EXERCISE: Below are some records. Copy every line in them that holds "this".

DATA SECTION:
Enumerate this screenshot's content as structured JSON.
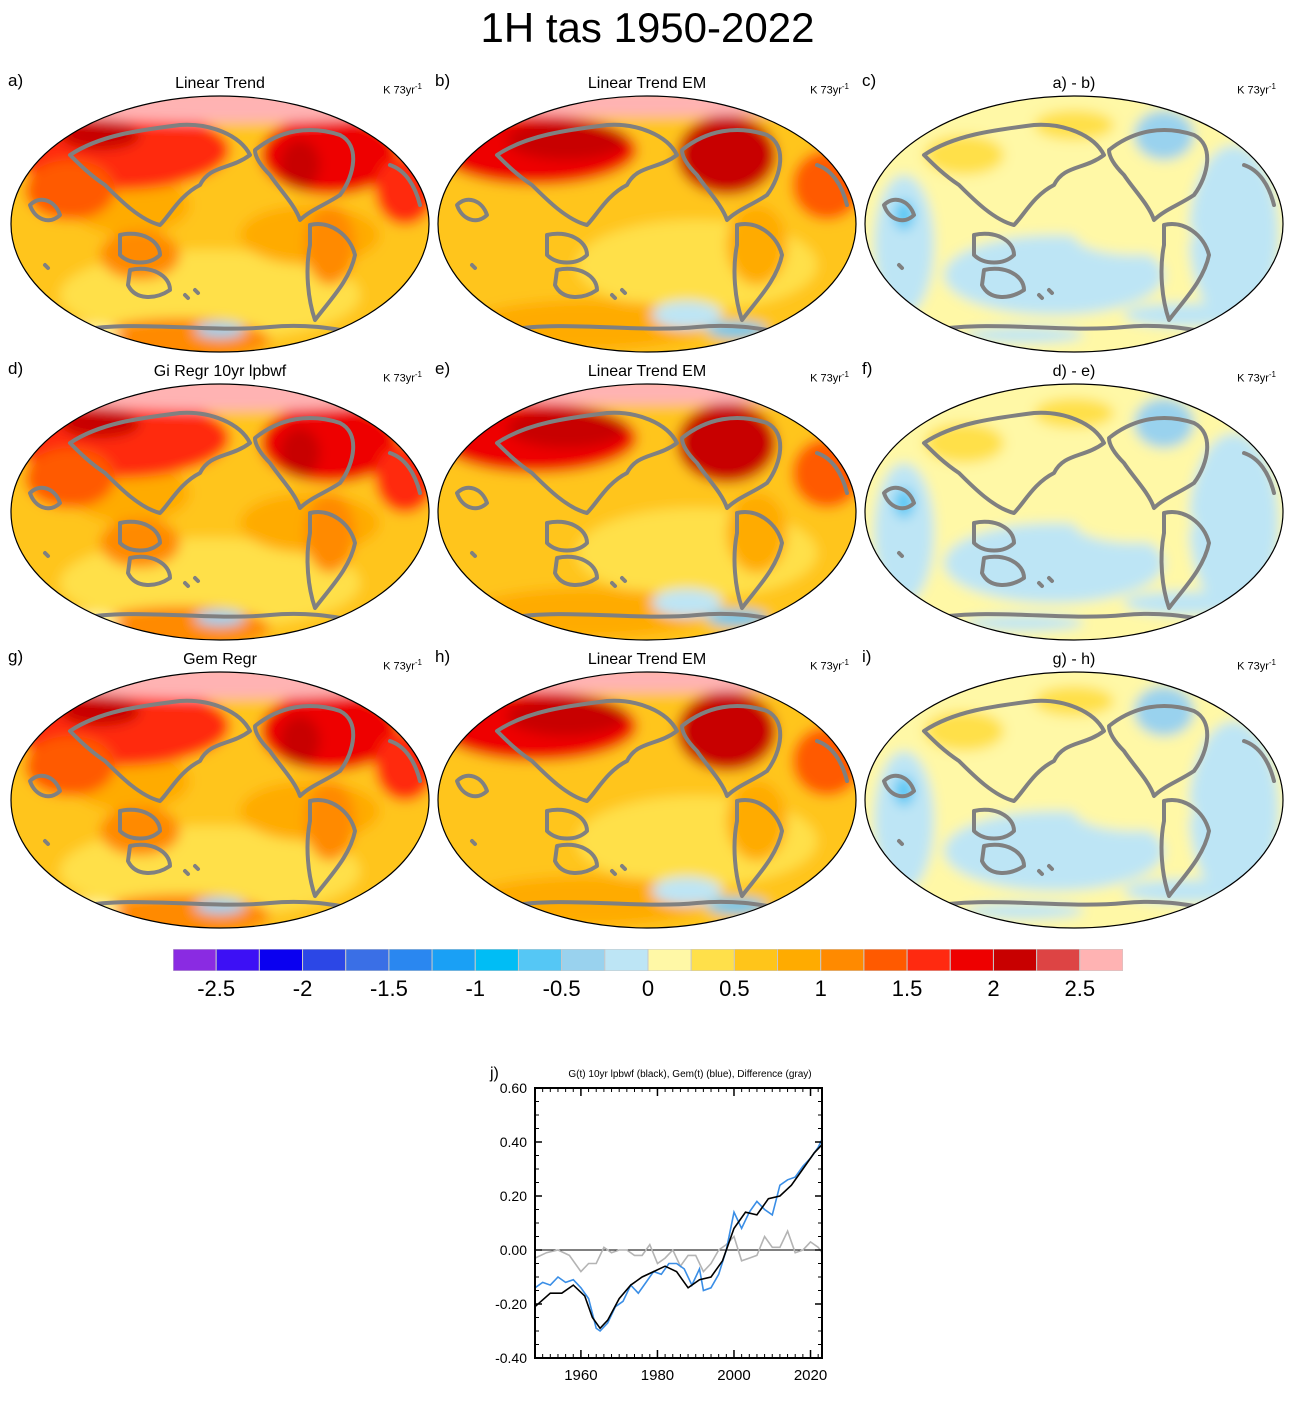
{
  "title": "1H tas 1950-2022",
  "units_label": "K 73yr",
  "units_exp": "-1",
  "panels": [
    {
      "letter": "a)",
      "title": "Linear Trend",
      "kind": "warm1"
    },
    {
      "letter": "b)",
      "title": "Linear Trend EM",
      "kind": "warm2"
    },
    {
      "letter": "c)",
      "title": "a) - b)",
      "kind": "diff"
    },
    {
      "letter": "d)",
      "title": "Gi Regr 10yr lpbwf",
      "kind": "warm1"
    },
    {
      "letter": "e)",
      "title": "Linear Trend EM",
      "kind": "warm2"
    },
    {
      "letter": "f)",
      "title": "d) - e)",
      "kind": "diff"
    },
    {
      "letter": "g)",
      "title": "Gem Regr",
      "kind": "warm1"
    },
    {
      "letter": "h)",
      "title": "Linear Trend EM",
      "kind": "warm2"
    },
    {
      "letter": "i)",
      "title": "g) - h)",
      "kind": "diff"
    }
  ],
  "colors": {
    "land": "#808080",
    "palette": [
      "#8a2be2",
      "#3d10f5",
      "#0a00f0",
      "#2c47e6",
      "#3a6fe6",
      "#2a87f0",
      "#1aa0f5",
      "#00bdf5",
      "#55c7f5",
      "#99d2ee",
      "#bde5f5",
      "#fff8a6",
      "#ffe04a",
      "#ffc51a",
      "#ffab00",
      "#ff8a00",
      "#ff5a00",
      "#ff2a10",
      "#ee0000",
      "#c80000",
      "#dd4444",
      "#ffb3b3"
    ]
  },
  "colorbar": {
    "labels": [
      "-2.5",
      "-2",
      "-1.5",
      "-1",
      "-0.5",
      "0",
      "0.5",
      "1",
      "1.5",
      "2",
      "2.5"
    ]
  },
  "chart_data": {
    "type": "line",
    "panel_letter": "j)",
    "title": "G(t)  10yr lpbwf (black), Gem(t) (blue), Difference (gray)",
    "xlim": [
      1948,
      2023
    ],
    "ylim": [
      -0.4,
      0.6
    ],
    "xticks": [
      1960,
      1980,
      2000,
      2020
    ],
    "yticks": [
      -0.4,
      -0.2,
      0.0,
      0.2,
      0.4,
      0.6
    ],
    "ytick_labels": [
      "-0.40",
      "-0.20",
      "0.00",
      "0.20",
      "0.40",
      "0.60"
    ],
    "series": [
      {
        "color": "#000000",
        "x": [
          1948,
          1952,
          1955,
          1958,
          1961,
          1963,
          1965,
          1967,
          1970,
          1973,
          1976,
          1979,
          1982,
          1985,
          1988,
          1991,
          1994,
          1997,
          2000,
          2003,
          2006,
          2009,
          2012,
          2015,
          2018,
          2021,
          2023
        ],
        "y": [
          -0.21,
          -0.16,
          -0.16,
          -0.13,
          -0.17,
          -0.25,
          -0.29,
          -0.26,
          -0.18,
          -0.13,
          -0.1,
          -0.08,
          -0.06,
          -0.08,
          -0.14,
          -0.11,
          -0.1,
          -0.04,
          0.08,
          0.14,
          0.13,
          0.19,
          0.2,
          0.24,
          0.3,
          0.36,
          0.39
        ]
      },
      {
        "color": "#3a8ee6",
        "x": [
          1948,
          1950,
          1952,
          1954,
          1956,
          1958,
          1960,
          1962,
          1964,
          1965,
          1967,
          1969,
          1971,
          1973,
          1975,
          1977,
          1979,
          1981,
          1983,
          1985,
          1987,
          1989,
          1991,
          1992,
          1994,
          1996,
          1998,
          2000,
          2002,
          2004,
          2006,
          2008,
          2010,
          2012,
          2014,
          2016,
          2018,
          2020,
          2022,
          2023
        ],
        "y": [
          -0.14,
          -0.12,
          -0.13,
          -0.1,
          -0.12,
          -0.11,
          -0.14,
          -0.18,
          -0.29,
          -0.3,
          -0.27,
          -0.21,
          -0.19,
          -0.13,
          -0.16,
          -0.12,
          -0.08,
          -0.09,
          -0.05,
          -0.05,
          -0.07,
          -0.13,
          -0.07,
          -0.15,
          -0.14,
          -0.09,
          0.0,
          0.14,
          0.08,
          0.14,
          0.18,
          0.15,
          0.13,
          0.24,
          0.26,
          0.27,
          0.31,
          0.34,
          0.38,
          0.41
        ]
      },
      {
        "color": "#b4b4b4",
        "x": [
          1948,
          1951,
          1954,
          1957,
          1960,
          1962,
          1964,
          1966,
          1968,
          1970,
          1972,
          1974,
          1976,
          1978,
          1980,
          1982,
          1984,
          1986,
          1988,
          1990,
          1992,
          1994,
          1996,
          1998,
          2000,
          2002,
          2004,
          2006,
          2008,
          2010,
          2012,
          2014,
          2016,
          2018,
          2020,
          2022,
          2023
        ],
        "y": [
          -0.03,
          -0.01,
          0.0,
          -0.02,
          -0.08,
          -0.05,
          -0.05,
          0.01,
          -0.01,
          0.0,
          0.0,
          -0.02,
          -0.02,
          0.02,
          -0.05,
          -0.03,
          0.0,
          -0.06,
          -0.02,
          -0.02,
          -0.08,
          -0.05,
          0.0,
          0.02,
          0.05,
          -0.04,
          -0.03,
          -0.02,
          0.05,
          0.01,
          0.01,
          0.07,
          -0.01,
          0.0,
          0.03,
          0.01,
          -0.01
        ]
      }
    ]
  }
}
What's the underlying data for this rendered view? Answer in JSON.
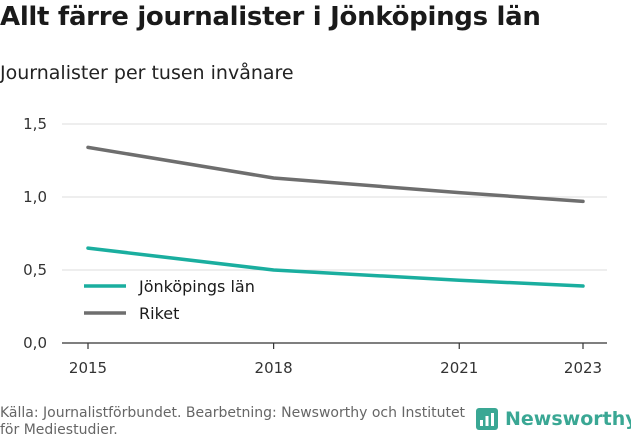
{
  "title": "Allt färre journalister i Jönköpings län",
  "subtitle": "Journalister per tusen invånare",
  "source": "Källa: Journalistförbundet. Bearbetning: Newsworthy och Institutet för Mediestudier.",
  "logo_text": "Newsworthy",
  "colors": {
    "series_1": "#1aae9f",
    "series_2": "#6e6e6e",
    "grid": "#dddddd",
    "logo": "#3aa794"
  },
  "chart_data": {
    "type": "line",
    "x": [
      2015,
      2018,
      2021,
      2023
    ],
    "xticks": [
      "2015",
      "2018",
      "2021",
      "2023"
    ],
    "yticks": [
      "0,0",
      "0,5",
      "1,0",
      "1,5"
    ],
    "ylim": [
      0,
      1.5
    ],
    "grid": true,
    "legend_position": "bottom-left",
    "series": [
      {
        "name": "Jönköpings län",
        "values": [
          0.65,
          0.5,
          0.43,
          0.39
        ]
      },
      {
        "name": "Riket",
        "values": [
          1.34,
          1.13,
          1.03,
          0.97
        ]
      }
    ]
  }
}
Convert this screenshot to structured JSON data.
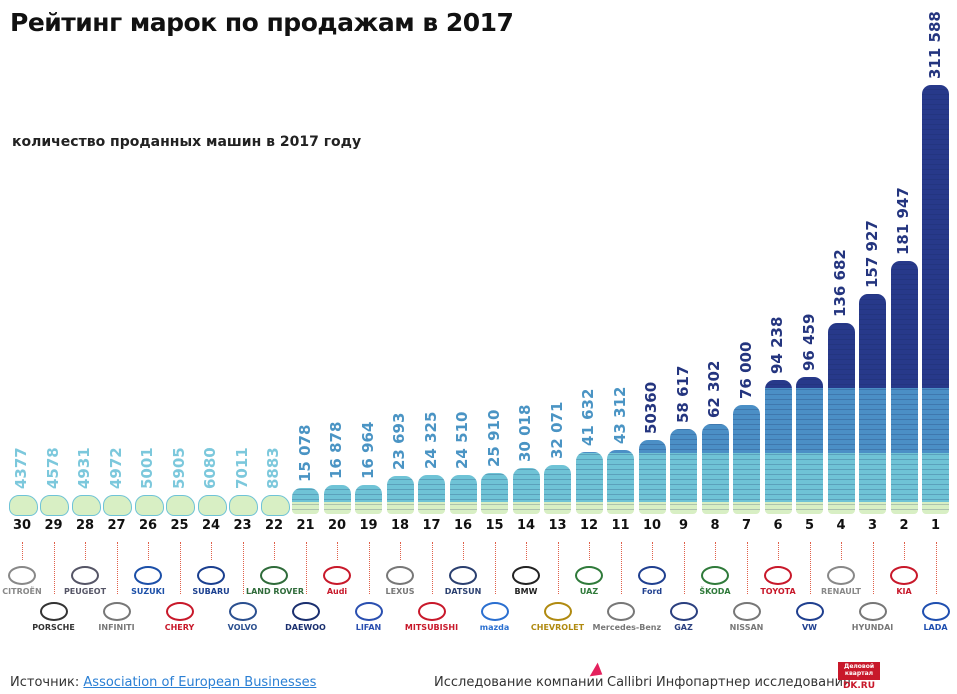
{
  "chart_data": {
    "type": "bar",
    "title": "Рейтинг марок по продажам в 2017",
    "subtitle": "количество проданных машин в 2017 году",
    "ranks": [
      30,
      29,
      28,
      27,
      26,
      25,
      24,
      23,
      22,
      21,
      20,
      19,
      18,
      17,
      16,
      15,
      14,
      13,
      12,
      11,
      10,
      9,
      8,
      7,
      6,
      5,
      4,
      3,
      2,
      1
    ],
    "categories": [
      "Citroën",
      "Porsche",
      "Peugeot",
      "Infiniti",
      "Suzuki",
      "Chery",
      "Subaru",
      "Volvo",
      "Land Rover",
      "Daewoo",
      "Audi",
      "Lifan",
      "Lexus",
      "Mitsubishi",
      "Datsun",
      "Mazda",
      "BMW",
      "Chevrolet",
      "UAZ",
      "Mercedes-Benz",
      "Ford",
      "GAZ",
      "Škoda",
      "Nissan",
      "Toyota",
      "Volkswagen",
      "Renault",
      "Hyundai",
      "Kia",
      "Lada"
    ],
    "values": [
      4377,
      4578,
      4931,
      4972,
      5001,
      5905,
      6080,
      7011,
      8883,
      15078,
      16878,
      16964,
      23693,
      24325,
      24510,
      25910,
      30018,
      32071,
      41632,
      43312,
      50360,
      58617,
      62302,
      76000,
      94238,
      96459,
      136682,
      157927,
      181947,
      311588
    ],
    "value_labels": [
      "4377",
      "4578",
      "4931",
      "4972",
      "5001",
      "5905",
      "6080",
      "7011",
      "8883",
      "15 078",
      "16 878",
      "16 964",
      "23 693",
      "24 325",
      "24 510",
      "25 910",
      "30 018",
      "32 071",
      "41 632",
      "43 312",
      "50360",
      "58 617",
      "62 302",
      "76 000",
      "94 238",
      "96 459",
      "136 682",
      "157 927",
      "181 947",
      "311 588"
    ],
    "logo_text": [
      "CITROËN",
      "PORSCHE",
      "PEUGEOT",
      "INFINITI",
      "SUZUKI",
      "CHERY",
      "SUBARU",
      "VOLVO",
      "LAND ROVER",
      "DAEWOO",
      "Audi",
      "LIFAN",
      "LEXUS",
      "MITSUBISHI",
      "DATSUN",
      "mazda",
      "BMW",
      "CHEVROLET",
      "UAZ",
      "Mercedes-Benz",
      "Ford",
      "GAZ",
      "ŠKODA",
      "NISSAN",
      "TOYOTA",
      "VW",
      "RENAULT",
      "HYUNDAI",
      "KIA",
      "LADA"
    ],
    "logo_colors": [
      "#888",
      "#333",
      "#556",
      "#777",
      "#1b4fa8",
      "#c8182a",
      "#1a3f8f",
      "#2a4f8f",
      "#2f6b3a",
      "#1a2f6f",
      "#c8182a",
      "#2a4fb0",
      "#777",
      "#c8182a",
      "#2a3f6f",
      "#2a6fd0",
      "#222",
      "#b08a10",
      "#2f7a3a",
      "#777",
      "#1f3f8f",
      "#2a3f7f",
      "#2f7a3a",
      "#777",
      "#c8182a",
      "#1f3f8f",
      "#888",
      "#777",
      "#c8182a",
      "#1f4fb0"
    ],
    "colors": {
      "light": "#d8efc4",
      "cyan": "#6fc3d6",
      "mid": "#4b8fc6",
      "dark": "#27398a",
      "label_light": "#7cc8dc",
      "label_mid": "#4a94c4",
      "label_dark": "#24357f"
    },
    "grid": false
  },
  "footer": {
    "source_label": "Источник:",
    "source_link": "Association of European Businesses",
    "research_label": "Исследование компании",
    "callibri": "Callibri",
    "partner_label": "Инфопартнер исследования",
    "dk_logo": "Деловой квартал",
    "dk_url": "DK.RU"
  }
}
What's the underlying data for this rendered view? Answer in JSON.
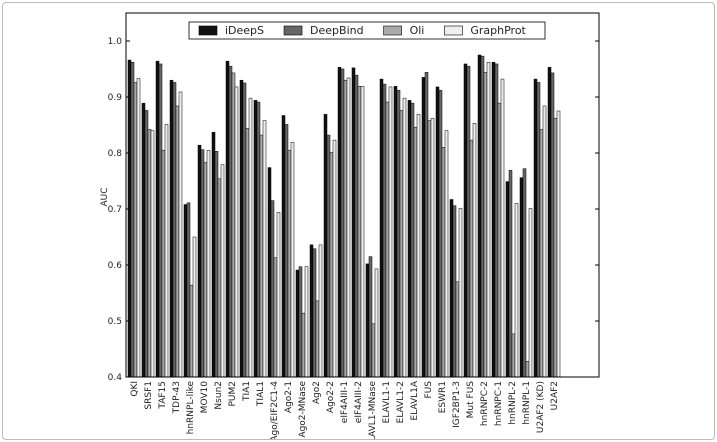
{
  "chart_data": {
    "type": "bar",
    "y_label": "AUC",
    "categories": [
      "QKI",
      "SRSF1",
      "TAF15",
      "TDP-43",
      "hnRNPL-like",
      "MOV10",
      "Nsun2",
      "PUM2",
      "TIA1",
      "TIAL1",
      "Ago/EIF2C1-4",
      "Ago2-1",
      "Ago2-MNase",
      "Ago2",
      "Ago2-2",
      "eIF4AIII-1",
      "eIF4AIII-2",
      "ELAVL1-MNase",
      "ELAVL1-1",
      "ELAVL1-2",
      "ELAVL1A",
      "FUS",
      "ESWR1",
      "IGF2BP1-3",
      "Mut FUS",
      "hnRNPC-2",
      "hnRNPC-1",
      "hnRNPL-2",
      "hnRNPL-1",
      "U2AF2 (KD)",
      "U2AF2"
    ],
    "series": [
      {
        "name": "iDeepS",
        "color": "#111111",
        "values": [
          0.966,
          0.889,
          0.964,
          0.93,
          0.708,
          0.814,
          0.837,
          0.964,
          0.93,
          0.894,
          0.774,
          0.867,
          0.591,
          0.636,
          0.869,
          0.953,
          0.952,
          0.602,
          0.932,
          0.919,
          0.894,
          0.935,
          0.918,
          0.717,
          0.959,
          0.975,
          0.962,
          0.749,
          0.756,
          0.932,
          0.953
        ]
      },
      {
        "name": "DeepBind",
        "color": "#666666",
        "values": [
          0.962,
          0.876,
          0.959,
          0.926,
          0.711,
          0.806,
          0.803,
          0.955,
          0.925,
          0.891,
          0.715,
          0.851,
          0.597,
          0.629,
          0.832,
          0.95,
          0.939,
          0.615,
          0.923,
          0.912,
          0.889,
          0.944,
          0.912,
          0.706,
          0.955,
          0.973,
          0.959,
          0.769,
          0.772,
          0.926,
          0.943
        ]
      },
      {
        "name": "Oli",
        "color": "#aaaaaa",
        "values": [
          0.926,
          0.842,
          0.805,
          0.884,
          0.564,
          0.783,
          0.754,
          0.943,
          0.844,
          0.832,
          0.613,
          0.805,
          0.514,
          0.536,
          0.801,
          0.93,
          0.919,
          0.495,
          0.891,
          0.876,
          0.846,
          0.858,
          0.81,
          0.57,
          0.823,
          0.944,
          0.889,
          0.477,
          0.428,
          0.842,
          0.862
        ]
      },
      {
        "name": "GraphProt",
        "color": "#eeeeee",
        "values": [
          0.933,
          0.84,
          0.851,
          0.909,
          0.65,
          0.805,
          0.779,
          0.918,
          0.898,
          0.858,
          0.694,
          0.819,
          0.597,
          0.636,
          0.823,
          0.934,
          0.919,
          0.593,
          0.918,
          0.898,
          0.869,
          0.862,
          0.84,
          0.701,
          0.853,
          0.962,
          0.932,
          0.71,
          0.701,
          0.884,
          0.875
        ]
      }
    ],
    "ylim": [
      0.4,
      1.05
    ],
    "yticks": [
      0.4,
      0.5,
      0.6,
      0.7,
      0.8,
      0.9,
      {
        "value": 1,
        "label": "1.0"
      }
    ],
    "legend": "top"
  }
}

TASK RESULT:
Enumerate this screenshot's content as structured JSON.
What's the underlying data for this rendered view? Answer in JSON.
Convert this screenshot to structured JSON data.
What's the underlying data for this rendered view? Answer in JSON.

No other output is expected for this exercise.